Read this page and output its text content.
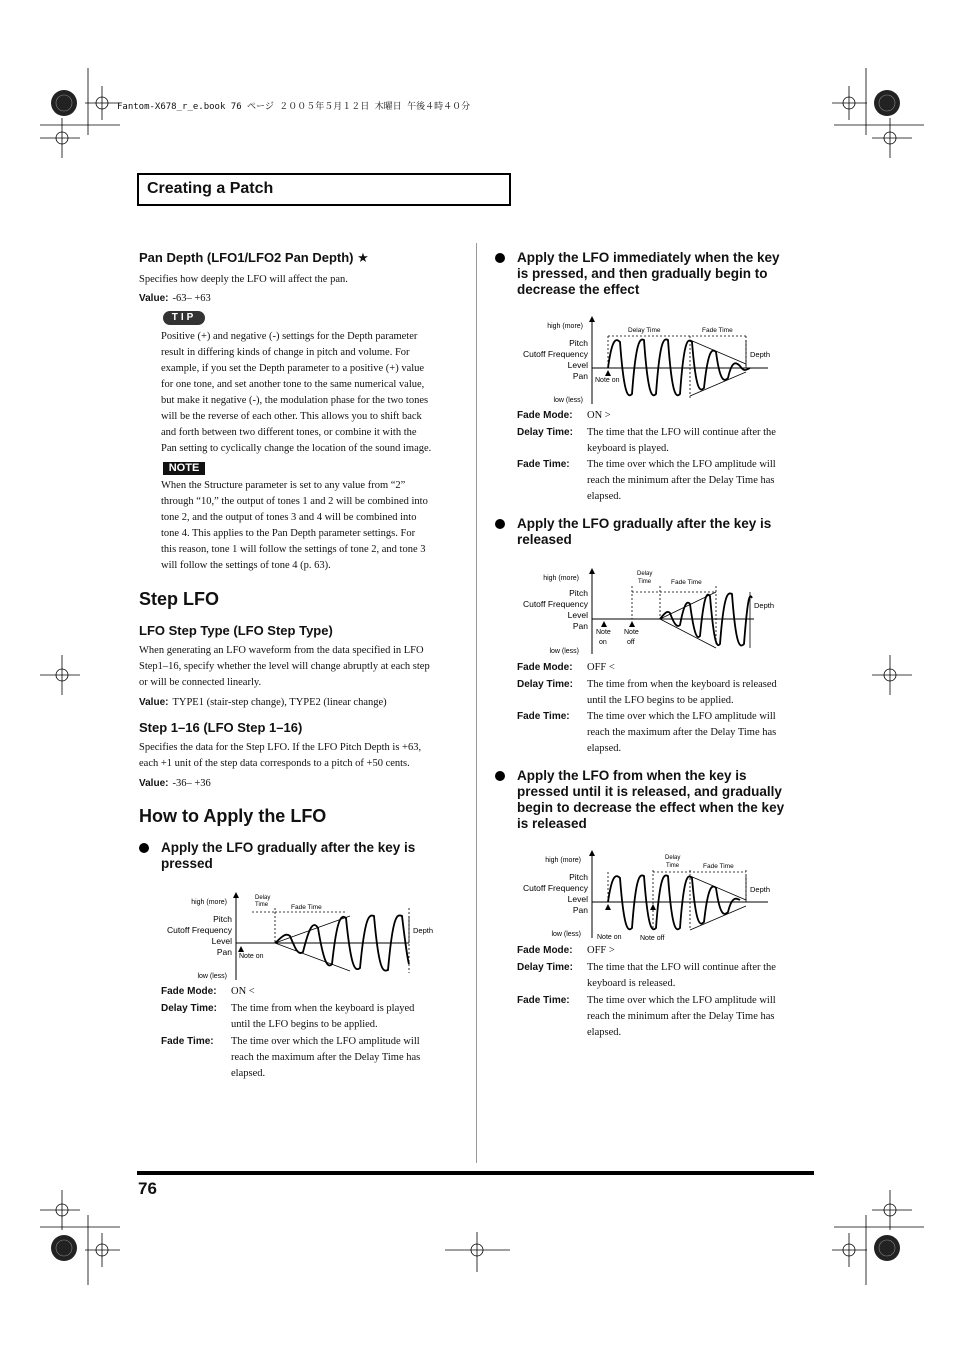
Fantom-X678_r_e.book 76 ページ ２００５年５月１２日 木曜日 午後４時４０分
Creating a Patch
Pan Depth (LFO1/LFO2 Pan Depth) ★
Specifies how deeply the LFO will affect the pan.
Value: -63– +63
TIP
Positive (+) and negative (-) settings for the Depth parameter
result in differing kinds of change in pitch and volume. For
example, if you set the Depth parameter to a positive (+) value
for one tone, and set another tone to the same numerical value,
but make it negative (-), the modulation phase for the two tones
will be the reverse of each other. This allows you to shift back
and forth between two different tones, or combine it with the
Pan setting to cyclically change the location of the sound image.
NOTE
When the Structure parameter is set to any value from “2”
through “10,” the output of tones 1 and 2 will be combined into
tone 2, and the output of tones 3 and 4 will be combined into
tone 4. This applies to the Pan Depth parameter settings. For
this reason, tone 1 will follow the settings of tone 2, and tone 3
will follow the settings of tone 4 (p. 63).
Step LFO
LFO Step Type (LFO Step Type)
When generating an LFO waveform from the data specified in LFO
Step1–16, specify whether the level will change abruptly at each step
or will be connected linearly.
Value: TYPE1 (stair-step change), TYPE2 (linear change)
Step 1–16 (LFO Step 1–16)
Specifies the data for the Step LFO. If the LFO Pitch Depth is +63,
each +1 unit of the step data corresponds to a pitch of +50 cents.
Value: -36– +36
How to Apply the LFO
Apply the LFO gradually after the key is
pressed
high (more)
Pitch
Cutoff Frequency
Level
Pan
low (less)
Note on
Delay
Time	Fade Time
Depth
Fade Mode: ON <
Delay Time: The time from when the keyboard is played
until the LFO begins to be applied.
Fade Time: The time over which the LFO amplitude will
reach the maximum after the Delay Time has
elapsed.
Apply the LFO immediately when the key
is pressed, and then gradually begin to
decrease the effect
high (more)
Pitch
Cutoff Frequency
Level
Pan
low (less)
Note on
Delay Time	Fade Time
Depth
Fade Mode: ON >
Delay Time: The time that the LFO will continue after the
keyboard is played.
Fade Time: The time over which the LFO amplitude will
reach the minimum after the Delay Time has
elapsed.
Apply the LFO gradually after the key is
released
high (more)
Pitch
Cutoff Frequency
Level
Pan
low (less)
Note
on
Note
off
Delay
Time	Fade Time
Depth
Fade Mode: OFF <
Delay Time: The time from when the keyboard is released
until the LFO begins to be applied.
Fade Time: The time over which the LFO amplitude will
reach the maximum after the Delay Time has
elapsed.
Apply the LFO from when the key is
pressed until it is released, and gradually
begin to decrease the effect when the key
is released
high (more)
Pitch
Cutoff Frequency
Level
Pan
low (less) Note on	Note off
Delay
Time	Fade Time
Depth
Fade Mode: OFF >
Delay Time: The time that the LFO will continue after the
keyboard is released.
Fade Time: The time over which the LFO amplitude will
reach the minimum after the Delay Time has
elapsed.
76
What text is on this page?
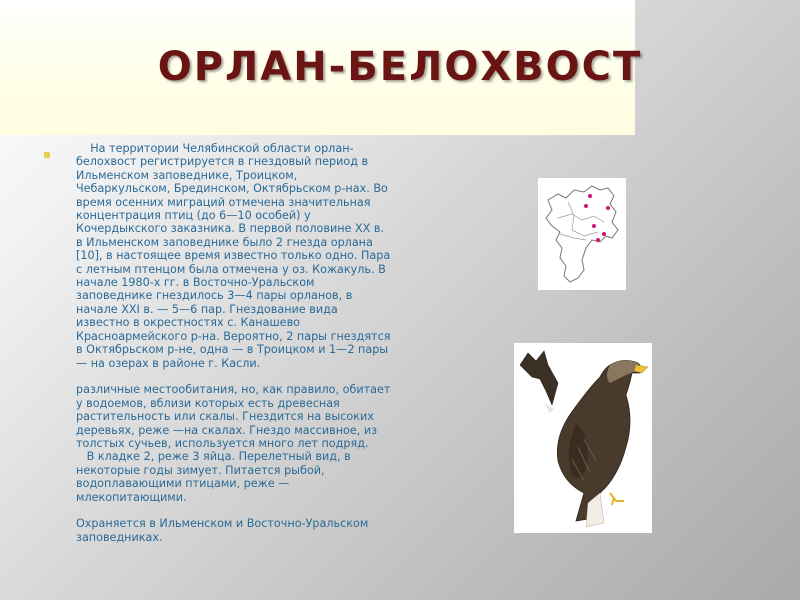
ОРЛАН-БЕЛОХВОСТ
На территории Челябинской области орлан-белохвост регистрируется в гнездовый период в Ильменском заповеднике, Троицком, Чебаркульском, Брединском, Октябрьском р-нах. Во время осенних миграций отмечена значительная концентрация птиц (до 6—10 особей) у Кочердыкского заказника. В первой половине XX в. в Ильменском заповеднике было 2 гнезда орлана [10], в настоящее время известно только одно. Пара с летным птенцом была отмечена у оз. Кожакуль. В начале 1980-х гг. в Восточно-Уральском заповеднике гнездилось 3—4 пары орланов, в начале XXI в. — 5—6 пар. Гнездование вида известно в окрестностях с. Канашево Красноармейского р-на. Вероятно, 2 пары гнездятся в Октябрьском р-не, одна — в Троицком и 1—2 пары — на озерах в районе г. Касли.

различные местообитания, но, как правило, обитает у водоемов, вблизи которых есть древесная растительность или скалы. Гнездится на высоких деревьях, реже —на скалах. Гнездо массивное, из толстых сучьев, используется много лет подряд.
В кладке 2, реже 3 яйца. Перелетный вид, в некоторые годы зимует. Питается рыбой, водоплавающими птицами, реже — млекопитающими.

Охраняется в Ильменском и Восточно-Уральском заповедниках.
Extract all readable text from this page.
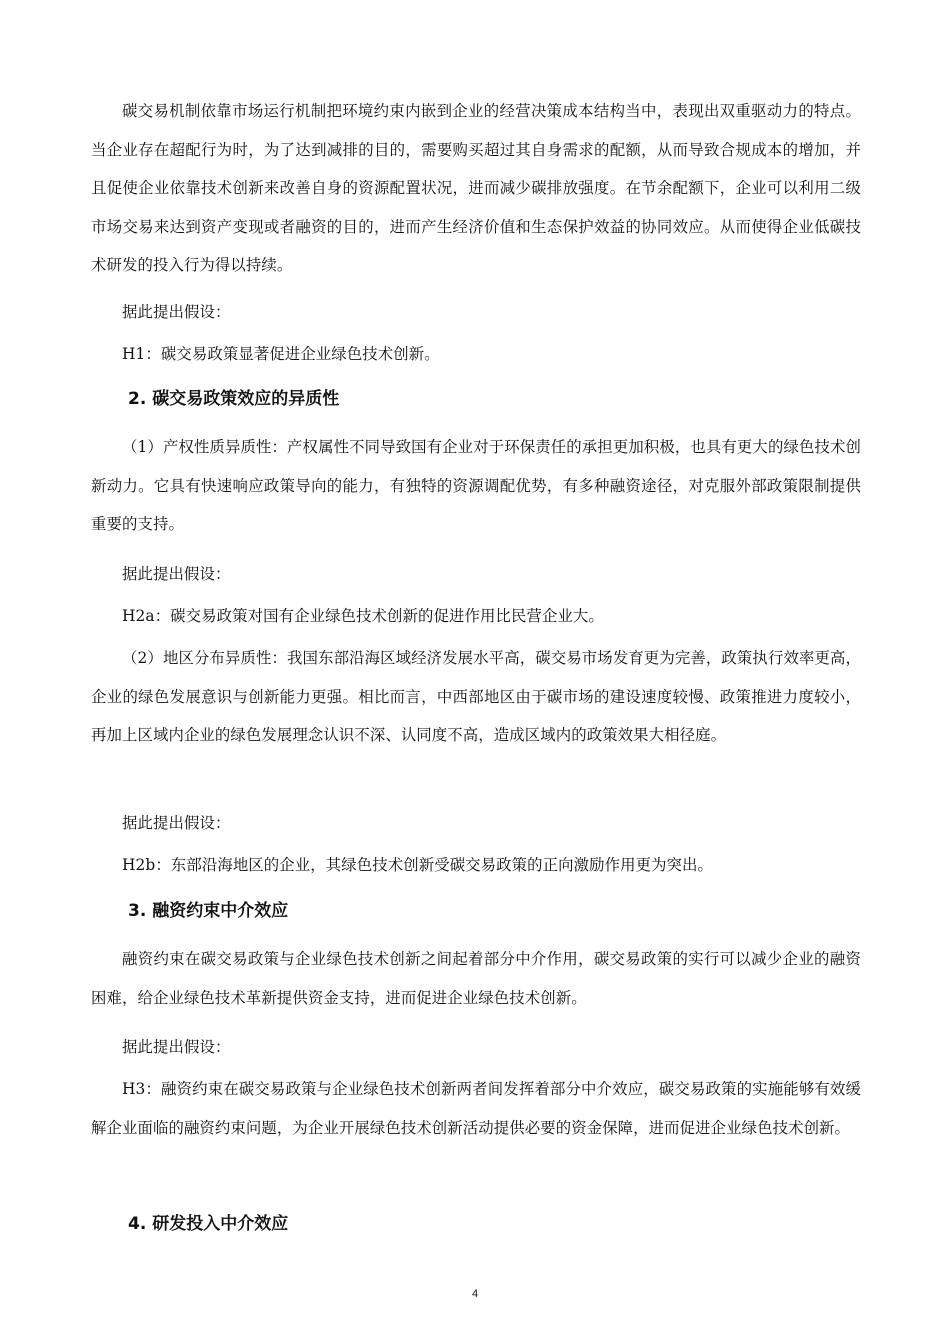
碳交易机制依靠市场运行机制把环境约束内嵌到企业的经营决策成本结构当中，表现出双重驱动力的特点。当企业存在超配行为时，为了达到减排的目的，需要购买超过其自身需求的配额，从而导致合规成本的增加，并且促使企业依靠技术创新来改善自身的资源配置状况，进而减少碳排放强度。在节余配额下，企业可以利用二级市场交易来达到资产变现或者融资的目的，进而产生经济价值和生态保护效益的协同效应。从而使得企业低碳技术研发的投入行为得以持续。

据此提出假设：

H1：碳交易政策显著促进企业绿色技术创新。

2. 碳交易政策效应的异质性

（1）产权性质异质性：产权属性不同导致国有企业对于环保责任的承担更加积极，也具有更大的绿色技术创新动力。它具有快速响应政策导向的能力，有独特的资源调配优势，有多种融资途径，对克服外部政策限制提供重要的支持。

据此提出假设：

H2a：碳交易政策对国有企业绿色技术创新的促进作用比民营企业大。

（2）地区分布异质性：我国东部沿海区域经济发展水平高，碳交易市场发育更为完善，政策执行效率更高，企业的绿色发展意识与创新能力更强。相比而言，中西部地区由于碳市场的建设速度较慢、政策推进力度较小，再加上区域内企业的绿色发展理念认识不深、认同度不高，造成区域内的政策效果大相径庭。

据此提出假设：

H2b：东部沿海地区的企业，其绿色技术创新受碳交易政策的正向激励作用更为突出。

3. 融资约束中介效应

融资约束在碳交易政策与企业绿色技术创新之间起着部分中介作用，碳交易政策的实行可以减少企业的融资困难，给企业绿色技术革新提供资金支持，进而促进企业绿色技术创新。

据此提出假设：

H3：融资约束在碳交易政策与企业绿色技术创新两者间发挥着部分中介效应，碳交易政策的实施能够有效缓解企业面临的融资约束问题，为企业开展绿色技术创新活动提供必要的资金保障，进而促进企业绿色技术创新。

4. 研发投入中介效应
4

* [Brief] Reproduce all entries exactly. Pictures do not belong in the copy.

* [Exercise solution]
Read this page and output its text content.
Fantom-X678_r_e.book 76 ページ ２００５年５月１２日 木曜日 午後４時４０分
Creating a Patch
Pan Depth (LFO1/LFO2 Pan Depth) ★
Specifies how deeply the LFO will affect the pan.
Value: -63– +63
TIP
Positive (+) and negative (-) settings for the Depth parameter
result in differing kinds of change in pitch and volume. For
example, if you set the Depth parameter to a positive (+) value
for one tone, and set another tone to the same numerical value,
but make it negative (-), the modulation phase for the two tones
will be the reverse of each other. This allows you to shift back
and forth between two different tones, or combine it with the
Pan setting to cyclically change the location of the sound image.
NOTE
When the Structure parameter is set to any value from “2”
through “10,” the output of tones 1 and 2 will be combined into
tone 2, and the output of tones 3 and 4 will be combined into
tone 4. This applies to the Pan Depth parameter settings. For
this reason, tone 1 will follow the settings of tone 2, and tone 3
will follow the settings of tone 4 (p. 63).
Step LFO
LFO Step Type (LFO Step Type)
When generating an LFO waveform from the data specified in LFO
Step1–16, specify whether the level will change abruptly at each step
or will be connected linearly.
Value: TYPE1 (stair-step change), TYPE2 (linear change)
Step 1–16 (LFO Step 1–16)
Specifies the data for the Step LFO. If the LFO Pitch Depth is +63,
each +1 unit of the step data corresponds to a pitch of +50 cents.
Value: -36– +36
How to Apply the LFO
Apply the LFO gradually after the key is
pressed
high (more)
Pitch
Cutoff Frequency
Level
Pan
low (less)
Note on
Delay
Time	Fade Time
Depth
Fade Mode: ON <
Delay Time: The time from when the keyboard is played
until the LFO begins to be applied.
Fade Time: The time over which the LFO amplitude will
reach the maximum after the Delay Time has
elapsed.
Apply the LFO immediately when the key
is pressed, and then gradually begin to
decrease the effect
high (more)
Pitch
Cutoff Frequency
Level
Pan
low (less)
Note on
Delay Time	Fade Time
Depth
Fade Mode: ON >
Delay Time: The time that the LFO will continue after the
keyboard is played.
Fade Time: The time over which the LFO amplitude will
reach the minimum after the Delay Time has
elapsed.
Apply the LFO gradually after the key is
released
high (more)
Pitch
Cutoff Frequency
Level
Pan
low (less)
Note
on
Note
off
Delay
Time	Fade Time
Depth
Fade Mode: OFF <
Delay Time: The time from when the keyboard is released
until the LFO begins to be applied.
Fade Time: The time over which the LFO amplitude will
reach the maximum after the Delay Time has
elapsed.
Apply the LFO from when the key is
pressed until it is released, and gradually
begin to decrease the effect when the key
is released
high (more)
Pitch
Cutoff Frequency
Level
Pan
low (less) Note on	Note off
Delay
Time	Fade Time
Depth
Fade Mode: OFF >
Delay Time: The time that the LFO will continue after the
keyboard is released.
Fade Time: The time over which the LFO amplitude will
reach the minimum after the Delay Time has
elapsed.
76
What text is on this page?
ОРЛАН-БЕЛОХВОСТ
На территории Челябинской области орлан-белохвост регистрируется в гнездовый период в Ильменском заповеднике, Троицком, Чебаркульском, Брединском, Октябрьском р-нах. Во время осенних миграций отмечена значительная концентрация птиц (до 6—10 особей) у Кочердыкского заказника. В первой половине XX в. в Ильменском заповеднике было 2 гнезда орлана [10], в настоящее время известно только одно. Пара с летным птенцом была отмечена у оз. Кожакуль. В начале 1980-х гг. в Восточно-Уральском заповеднике гнездилось 3—4 пары орланов, в начале XXI в. — 5—6 пар. Гнездование вида известно в окрестностях с. Канашево Красноармейского р-на. Вероятно, 2 пары гнездятся в Октябрьском р-не, одна — в Троицком и 1—2 пары — на озерах в районе г. Касли.

различные местообитания, но, как правило, обитает у водоемов, вблизи которых есть древесная растительность или скалы. Гнездится на высоких деревьях, реже —на скалах. Гнездо массивное, из толстых сучьев, используется много лет подряд.
В кладке 2, реже 3 яйца. Перелетный вид, в некоторые годы зимует. Питается рыбой, водоплавающими птицами, реже — млекопитающими.

Охраняется в Ильменском и Восточно-Уральском заповедниках.
Extract all readable text from this page.
碳交易机制依靠市场运行机制把环境约束内嵌到企业的经营决策成本结构当中，表现出双重驱动力的特点。当企业存在超配行为时，为了达到减排的目的，需要购买超过其自身需求的配额，从而导致合规成本的增加，并且促使企业依靠技术创新来改善自身的资源配置状况，进而减少碳排放强度。在节余配额下，企业可以利用二级市场交易来达到资产变现或者融资的目的，进而产生经济价值和生态保护效益的协同效应。从而使得企业低碳技术研发的投入行为得以持续。

据此提出假设：

H1：碳交易政策显著促进企业绿色技术创新。

2. 碳交易政策效应的异质性

（1）产权性质异质性：产权属性不同导致国有企业对于环保责任的承担更加积极，也具有更大的绿色技术创新动力。它具有快速响应政策导向的能力，有独特的资源调配优势，有多种融资途径，对克服外部政策限制提供重要的支持。

据此提出假设：

H2a：碳交易政策对国有企业绿色技术创新的促进作用比民营企业大。

（2）地区分布异质性：我国东部沿海区域经济发展水平高，碳交易市场发育更为完善，政策执行效率更高，企业的绿色发展意识与创新能力更强。相比而言，中西部地区由于碳市场的建设速度较慢、政策推进力度较小，再加上区域内企业的绿色发展理念认识不深、认同度不高，造成区域内的政策效果大相径庭。

据此提出假设：

H2b：东部沿海地区的企业，其绿色技术创新受碳交易政策的正向激励作用更为突出。

3. 融资约束中介效应

融资约束在碳交易政策与企业绿色技术创新之间起着部分中介作用，碳交易政策的实行可以减少企业的融资困难，给企业绿色技术革新提供资金支持，进而促进企业绿色技术创新。

据此提出假设：

H3：融资约束在碳交易政策与企业绿色技术创新两者间发挥着部分中介效应，碳交易政策的实施能够有效缓解企业面临的融资约束问题，为企业开展绿色技术创新活动提供必要的资金保障，进而促进企业绿色技术创新。

4. 研发投入中介效应
4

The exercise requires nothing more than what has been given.